** BEGIN Data for the task **

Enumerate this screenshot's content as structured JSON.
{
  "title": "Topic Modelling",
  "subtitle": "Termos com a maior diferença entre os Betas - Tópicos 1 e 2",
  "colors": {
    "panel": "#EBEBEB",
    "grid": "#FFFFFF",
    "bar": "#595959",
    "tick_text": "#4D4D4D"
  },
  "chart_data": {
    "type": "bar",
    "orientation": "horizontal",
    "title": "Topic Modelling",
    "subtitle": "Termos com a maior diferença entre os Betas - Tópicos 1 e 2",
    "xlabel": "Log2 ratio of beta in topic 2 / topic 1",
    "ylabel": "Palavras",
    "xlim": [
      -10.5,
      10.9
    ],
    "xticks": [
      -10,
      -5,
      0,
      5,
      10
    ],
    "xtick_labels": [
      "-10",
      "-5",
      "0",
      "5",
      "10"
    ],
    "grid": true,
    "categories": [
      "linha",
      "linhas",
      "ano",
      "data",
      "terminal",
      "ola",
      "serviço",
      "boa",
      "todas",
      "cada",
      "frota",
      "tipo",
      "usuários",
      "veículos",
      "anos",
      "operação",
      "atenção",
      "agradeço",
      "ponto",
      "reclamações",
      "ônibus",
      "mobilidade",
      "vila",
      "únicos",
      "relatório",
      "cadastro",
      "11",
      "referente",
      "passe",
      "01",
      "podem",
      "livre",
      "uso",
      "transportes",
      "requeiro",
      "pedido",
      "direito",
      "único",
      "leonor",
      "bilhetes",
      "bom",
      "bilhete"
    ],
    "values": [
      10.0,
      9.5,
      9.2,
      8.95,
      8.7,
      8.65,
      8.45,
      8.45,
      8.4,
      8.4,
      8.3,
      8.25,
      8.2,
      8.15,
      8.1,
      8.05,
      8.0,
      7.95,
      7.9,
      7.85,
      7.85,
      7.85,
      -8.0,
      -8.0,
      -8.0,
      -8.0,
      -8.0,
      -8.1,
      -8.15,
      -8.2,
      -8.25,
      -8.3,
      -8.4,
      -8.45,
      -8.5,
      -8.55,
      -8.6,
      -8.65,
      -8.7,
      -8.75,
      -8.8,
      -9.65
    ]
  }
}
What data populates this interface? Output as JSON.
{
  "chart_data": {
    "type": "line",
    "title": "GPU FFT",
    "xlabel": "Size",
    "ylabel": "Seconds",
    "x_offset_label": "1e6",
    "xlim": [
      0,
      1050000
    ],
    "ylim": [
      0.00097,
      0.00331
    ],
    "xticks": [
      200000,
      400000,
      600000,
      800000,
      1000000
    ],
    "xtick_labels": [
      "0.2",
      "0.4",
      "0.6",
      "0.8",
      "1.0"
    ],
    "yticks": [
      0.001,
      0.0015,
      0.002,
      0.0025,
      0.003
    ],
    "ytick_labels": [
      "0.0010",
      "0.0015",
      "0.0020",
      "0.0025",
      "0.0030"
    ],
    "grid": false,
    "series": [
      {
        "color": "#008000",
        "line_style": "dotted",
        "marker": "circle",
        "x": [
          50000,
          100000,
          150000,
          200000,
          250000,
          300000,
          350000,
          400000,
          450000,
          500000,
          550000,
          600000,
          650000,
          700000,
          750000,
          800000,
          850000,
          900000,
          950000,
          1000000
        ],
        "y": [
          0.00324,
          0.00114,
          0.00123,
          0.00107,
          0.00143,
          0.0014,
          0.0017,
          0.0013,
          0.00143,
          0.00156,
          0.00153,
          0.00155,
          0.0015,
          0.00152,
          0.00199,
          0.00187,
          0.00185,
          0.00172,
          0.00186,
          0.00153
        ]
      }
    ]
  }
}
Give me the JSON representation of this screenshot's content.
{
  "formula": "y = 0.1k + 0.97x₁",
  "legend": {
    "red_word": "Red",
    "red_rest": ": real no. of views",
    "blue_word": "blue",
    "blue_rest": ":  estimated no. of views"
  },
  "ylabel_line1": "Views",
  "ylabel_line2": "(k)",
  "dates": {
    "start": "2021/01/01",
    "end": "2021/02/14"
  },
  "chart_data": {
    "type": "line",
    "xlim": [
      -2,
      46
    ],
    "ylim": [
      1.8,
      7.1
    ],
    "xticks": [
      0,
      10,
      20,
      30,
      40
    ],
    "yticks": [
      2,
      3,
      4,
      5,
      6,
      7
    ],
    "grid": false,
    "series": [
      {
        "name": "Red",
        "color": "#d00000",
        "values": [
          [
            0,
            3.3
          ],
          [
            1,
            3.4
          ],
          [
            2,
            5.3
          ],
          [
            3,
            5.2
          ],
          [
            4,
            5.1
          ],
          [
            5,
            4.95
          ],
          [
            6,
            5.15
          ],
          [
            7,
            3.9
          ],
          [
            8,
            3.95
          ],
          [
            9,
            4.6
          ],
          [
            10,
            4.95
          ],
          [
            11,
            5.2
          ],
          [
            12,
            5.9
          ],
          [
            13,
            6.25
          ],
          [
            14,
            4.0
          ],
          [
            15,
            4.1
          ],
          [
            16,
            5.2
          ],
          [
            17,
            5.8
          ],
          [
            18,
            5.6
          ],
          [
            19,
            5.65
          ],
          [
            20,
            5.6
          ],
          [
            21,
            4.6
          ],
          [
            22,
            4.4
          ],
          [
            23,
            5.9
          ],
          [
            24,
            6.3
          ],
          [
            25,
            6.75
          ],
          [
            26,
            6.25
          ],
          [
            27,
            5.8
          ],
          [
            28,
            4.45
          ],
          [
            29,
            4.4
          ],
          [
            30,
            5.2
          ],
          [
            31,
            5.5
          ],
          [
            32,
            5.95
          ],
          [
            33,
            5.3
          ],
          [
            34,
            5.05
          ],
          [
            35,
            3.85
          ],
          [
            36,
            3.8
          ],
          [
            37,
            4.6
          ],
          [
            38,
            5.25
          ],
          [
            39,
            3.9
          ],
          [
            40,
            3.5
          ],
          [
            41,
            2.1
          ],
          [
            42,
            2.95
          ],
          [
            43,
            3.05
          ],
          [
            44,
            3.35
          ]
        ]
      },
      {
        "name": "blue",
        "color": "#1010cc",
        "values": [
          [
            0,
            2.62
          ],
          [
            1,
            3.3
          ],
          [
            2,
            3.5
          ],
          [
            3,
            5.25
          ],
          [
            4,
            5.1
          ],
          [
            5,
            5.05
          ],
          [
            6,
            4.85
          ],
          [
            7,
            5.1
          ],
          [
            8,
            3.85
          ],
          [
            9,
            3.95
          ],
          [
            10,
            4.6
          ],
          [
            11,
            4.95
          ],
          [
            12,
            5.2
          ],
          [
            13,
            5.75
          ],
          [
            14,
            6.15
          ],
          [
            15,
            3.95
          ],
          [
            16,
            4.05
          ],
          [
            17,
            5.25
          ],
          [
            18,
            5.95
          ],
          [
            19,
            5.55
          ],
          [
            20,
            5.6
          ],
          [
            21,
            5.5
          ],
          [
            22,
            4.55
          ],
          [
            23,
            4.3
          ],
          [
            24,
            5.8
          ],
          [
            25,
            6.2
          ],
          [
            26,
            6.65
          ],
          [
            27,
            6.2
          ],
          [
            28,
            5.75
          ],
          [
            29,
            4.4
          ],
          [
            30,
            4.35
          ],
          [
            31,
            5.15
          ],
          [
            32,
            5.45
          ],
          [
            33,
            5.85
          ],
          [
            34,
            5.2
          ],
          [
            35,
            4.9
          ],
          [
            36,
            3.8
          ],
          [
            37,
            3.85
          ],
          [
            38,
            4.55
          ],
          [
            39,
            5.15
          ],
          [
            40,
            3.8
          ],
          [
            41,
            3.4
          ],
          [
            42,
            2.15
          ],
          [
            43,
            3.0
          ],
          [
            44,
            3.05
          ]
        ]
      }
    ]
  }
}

** END Data for the task **

What you should do> Write out the records above again, keeping each one identical to the original.

Reply to the exercise>
Enumerate this screenshot's content as structured JSON.
{
  "title": "Topic Modelling",
  "subtitle": "Termos com a maior diferença entre os Betas - Tópicos 1 e 2",
  "colors": {
    "panel": "#EBEBEB",
    "grid": "#FFFFFF",
    "bar": "#595959",
    "tick_text": "#4D4D4D"
  },
  "chart_data": {
    "type": "bar",
    "orientation": "horizontal",
    "title": "Topic Modelling",
    "subtitle": "Termos com a maior diferença entre os Betas - Tópicos 1 e 2",
    "xlabel": "Log2 ratio of beta in topic 2 / topic 1",
    "ylabel": "Palavras",
    "xlim": [
      -10.5,
      10.9
    ],
    "xticks": [
      -10,
      -5,
      0,
      5,
      10
    ],
    "xtick_labels": [
      "-10",
      "-5",
      "0",
      "5",
      "10"
    ],
    "grid": true,
    "categories": [
      "linha",
      "linhas",
      "ano",
      "data",
      "terminal",
      "ola",
      "serviço",
      "boa",
      "todas",
      "cada",
      "frota",
      "tipo",
      "usuários",
      "veículos",
      "anos",
      "operação",
      "atenção",
      "agradeço",
      "ponto",
      "reclamações",
      "ônibus",
      "mobilidade",
      "vila",
      "únicos",
      "relatório",
      "cadastro",
      "11",
      "referente",
      "passe",
      "01",
      "podem",
      "livre",
      "uso",
      "transportes",
      "requeiro",
      "pedido",
      "direito",
      "único",
      "leonor",
      "bilhetes",
      "bom",
      "bilhete"
    ],
    "values": [
      10.0,
      9.5,
      9.2,
      8.95,
      8.7,
      8.65,
      8.45,
      8.45,
      8.4,
      8.4,
      8.3,
      8.25,
      8.2,
      8.15,
      8.1,
      8.05,
      8.0,
      7.95,
      7.9,
      7.85,
      7.85,
      7.85,
      -8.0,
      -8.0,
      -8.0,
      -8.0,
      -8.0,
      -8.1,
      -8.15,
      -8.2,
      -8.25,
      -8.3,
      -8.4,
      -8.45,
      -8.5,
      -8.55,
      -8.6,
      -8.65,
      -8.7,
      -8.75,
      -8.8,
      -9.65
    ]
  }
}
What data populates this interface? Output as JSON.
{
  "chart_data": {
    "type": "line",
    "title": "GPU FFT",
    "xlabel": "Size",
    "ylabel": "Seconds",
    "x_offset_label": "1e6",
    "xlim": [
      0,
      1050000
    ],
    "ylim": [
      0.00097,
      0.00331
    ],
    "xticks": [
      200000,
      400000,
      600000,
      800000,
      1000000
    ],
    "xtick_labels": [
      "0.2",
      "0.4",
      "0.6",
      "0.8",
      "1.0"
    ],
    "yticks": [
      0.001,
      0.0015,
      0.002,
      0.0025,
      0.003
    ],
    "ytick_labels": [
      "0.0010",
      "0.0015",
      "0.0020",
      "0.0025",
      "0.0030"
    ],
    "grid": false,
    "series": [
      {
        "color": "#008000",
        "line_style": "dotted",
        "marker": "circle",
        "x": [
          50000,
          100000,
          150000,
          200000,
          250000,
          300000,
          350000,
          400000,
          450000,
          500000,
          550000,
          600000,
          650000,
          700000,
          750000,
          800000,
          850000,
          900000,
          950000,
          1000000
        ],
        "y": [
          0.00324,
          0.00114,
          0.00123,
          0.00107,
          0.00143,
          0.0014,
          0.0017,
          0.0013,
          0.00143,
          0.00156,
          0.00153,
          0.00155,
          0.0015,
          0.00152,
          0.00199,
          0.00187,
          0.00185,
          0.00172,
          0.00186,
          0.00153
        ]
      }
    ]
  }
}
Give me the JSON representation of this screenshot's content.
{
  "formula": "y = 0.1k + 0.97x₁",
  "legend": {
    "red_word": "Red",
    "red_rest": ": real no. of views",
    "blue_word": "blue",
    "blue_rest": ":  estimated no. of views"
  },
  "ylabel_line1": "Views",
  "ylabel_line2": "(k)",
  "dates": {
    "start": "2021/01/01",
    "end": "2021/02/14"
  },
  "chart_data": {
    "type": "line",
    "xlim": [
      -2,
      46
    ],
    "ylim": [
      1.8,
      7.1
    ],
    "xticks": [
      0,
      10,
      20,
      30,
      40
    ],
    "yticks": [
      2,
      3,
      4,
      5,
      6,
      7
    ],
    "grid": false,
    "series": [
      {
        "name": "Red",
        "color": "#d00000",
        "values": [
          [
            0,
            3.3
          ],
          [
            1,
            3.4
          ],
          [
            2,
            5.3
          ],
          [
            3,
            5.2
          ],
          [
            4,
            5.1
          ],
          [
            5,
            4.95
          ],
          [
            6,
            5.15
          ],
          [
            7,
            3.9
          ],
          [
            8,
            3.95
          ],
          [
            9,
            4.6
          ],
          [
            10,
            4.95
          ],
          [
            11,
            5.2
          ],
          [
            12,
            5.9
          ],
          [
            13,
            6.25
          ],
          [
            14,
            4.0
          ],
          [
            15,
            4.1
          ],
          [
            16,
            5.2
          ],
          [
            17,
            5.8
          ],
          [
            18,
            5.6
          ],
          [
            19,
            5.65
          ],
          [
            20,
            5.6
          ],
          [
            21,
            4.6
          ],
          [
            22,
            4.4
          ],
          [
            23,
            5.9
          ],
          [
            24,
            6.3
          ],
          [
            25,
            6.75
          ],
          [
            26,
            6.25
          ],
          [
            27,
            5.8
          ],
          [
            28,
            4.45
          ],
          [
            29,
            4.4
          ],
          [
            30,
            5.2
          ],
          [
            31,
            5.5
          ],
          [
            32,
            5.95
          ],
          [
            33,
            5.3
          ],
          [
            34,
            5.05
          ],
          [
            35,
            3.85
          ],
          [
            36,
            3.8
          ],
          [
            37,
            4.6
          ],
          [
            38,
            5.25
          ],
          [
            39,
            3.9
          ],
          [
            40,
            3.5
          ],
          [
            41,
            2.1
          ],
          [
            42,
            2.95
          ],
          [
            43,
            3.05
          ],
          [
            44,
            3.35
          ]
        ]
      },
      {
        "name": "blue",
        "color": "#1010cc",
        "values": [
          [
            0,
            2.62
          ],
          [
            1,
            3.3
          ],
          [
            2,
            3.5
          ],
          [
            3,
            5.25
          ],
          [
            4,
            5.1
          ],
          [
            5,
            5.05
          ],
          [
            6,
            4.85
          ],
          [
            7,
            5.1
          ],
          [
            8,
            3.85
          ],
          [
            9,
            3.95
          ],
          [
            10,
            4.6
          ],
          [
            11,
            4.95
          ],
          [
            12,
            5.2
          ],
          [
            13,
            5.75
          ],
          [
            14,
            6.15
          ],
          [
            15,
            3.95
          ],
          [
            16,
            4.05
          ],
          [
            17,
            5.25
          ],
          [
            18,
            5.95
          ],
          [
            19,
            5.55
          ],
          [
            20,
            5.6
          ],
          [
            21,
            5.5
          ],
          [
            22,
            4.55
          ],
          [
            23,
            4.3
          ],
          [
            24,
            5.8
          ],
          [
            25,
            6.2
          ],
          [
            26,
            6.65
          ],
          [
            27,
            6.2
          ],
          [
            28,
            5.75
          ],
          [
            29,
            4.4
          ],
          [
            30,
            4.35
          ],
          [
            31,
            5.15
          ],
          [
            32,
            5.45
          ],
          [
            33,
            5.85
          ],
          [
            34,
            5.2
          ],
          [
            35,
            4.9
          ],
          [
            36,
            3.8
          ],
          [
            37,
            3.85
          ],
          [
            38,
            4.55
          ],
          [
            39,
            5.15
          ],
          [
            40,
            3.8
          ],
          [
            41,
            3.4
          ],
          [
            42,
            2.15
          ],
          [
            43,
            3.0
          ],
          [
            44,
            3.05
          ]
        ]
      }
    ]
  }
}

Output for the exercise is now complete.